_What to produce:_ An exact copy of the records is required, minus the pictures they hold.

A run of records
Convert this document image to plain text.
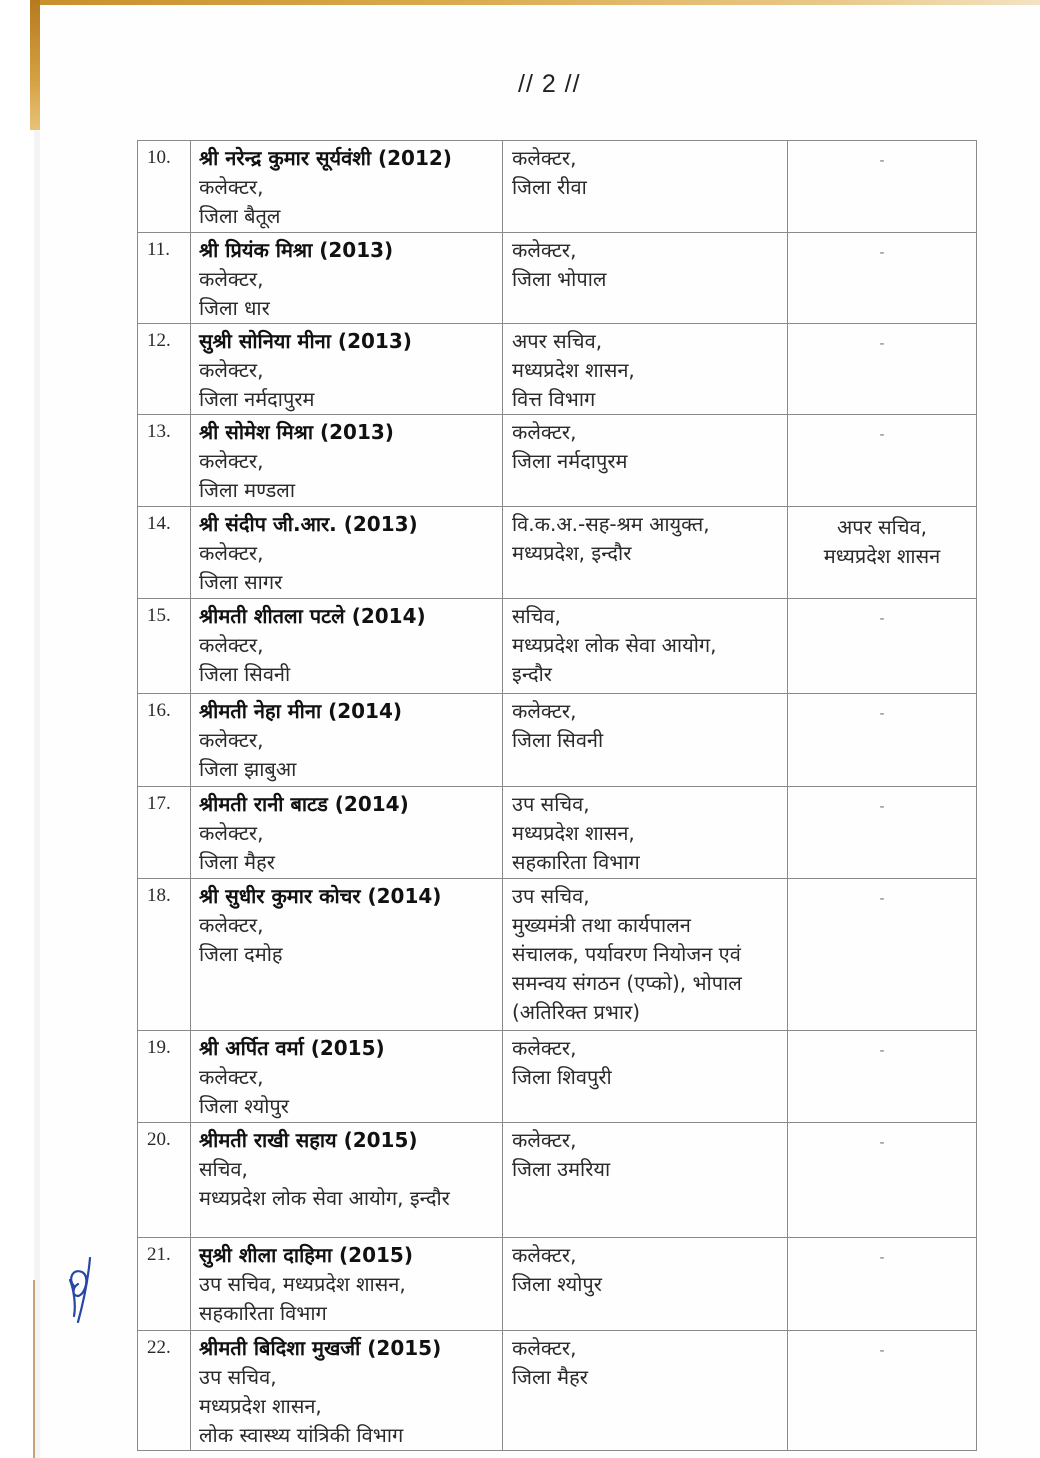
// 2 //
10.	श्री नरेन्द्र कुमार सूर्यवंशी (2012)
कलेक्टर,
जिला बैतूल	कलेक्टर,
जिला रीवा	-

11.	श्री प्रियंक मिश्रा (2013)
कलेक्टर,
जिला धार	कलेक्टर,
जिला भोपाल	-

12.	सुश्री सोनिया मीना (2013)
कलेक्टर,
जिला नर्मदापुरम	अपर सचिव,
मध्यप्रदेश शासन,
वित्त विभाग	-

13.	श्री सोमेश मिश्रा (2013)
कलेक्टर,
जिला मण्डला	कलेक्टर,
जिला नर्मदापुरम	-

14.	श्री संदीप जी.आर. (2013)
कलेक्टर,
जिला सागर	वि.क.अ.-सह-श्रम आयुक्त,
मध्यप्रदेश, इन्दौर	अपर सचिव,
मध्यप्रदेश शासन

15.	श्रीमती शीतला पटले (2014)
कलेक्टर,
जिला सिवनी	सचिव,
मध्यप्रदेश लोक सेवा आयोग,
इन्दौर	-

16.	श्रीमती नेहा मीना (2014)
कलेक्टर,
जिला झाबुआ	कलेक्टर,
जिला सिवनी	-

17.	श्रीमती रानी बाटड (2014)
कलेक्टर,
जिला मैहर	उप सचिव,
मध्यप्रदेश शासन,
सहकारिता विभाग	-

18.	श्री सुधीर कुमार कोचर (2014)
कलेक्टर,
जिला दमोह	उप सचिव,
मुख्यमंत्री तथा कार्यपालन
संचालक, पर्यावरण नियोजन एवं
समन्वय संगठन (एप्को), भोपाल
(अतिरिक्त प्रभार)	-

19.	श्री अर्पित वर्मा (2015)
कलेक्टर,
जिला श्योपुर	कलेक्टर,
जिला शिवपुरी	-

20.	श्रीमती राखी सहाय (2015)
सचिव,
मध्यप्रदेश लोक सेवा आयोग, इन्दौर	कलेक्टर,
जिला उमरिया	-

21.	सुश्री शीला दाहिमा (2015)
उप सचिव, मध्यप्रदेश शासन,
सहकारिता विभाग	कलेक्टर,
जिला श्योपुर	-

22.	श्रीमती बिदिशा मुखर्जी (2015)
उप सचिव,
मध्यप्रदेश शासन,
लोक स्वास्थ्य यांत्रिकी विभाग	कलेक्टर,
जिला मैहर	-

_Exercise solution:_
Convert this document image to plain text.
// 2 //
10.	श्री नरेन्द्र कुमार सूर्यवंशी (2012)
कलेक्टर,
जिला बैतूल	कलेक्टर,
जिला रीवा	-

11.	श्री प्रियंक मिश्रा (2013)
कलेक्टर,
जिला धार	कलेक्टर,
जिला भोपाल	-

12.	सुश्री सोनिया मीना (2013)
कलेक्टर,
जिला नर्मदापुरम	अपर सचिव,
मध्यप्रदेश शासन,
वित्त विभाग	-

13.	श्री सोमेश मिश्रा (2013)
कलेक्टर,
जिला मण्डला	कलेक्टर,
जिला नर्मदापुरम	-

14.	श्री संदीप जी.आर. (2013)
कलेक्टर,
जिला सागर	वि.क.अ.-सह-श्रम आयुक्त,
मध्यप्रदेश, इन्दौर	अपर सचिव,
मध्यप्रदेश शासन

15.	श्रीमती शीतला पटले (2014)
कलेक्टर,
जिला सिवनी	सचिव,
मध्यप्रदेश लोक सेवा आयोग,
इन्दौर	-

16.	श्रीमती नेहा मीना (2014)
कलेक्टर,
जिला झाबुआ	कलेक्टर,
जिला सिवनी	-

17.	श्रीमती रानी बाटड (2014)
कलेक्टर,
जिला मैहर	उप सचिव,
मध्यप्रदेश शासन,
सहकारिता विभाग	-

18.	श्री सुधीर कुमार कोचर (2014)
कलेक्टर,
जिला दमोह	उप सचिव,
मुख्यमंत्री तथा कार्यपालन
संचालक, पर्यावरण नियोजन एवं
समन्वय संगठन (एप्को), भोपाल
(अतिरिक्त प्रभार)	-

19.	श्री अर्पित वर्मा (2015)
कलेक्टर,
जिला श्योपुर	कलेक्टर,
जिला शिवपुरी	-

20.	श्रीमती राखी सहाय (2015)
सचिव,
मध्यप्रदेश लोक सेवा आयोग, इन्दौर	कलेक्टर,
जिला उमरिया	-

21.	सुश्री शीला दाहिमा (2015)
उप सचिव, मध्यप्रदेश शासन,
सहकारिता विभाग	कलेक्टर,
जिला श्योपुर	-

22.	श्रीमती बिदिशा मुखर्जी (2015)
उप सचिव,
मध्यप्रदेश शासन,
लोक स्वास्थ्य यांत्रिकी विभाग	कलेक्टर,
जिला मैहर	-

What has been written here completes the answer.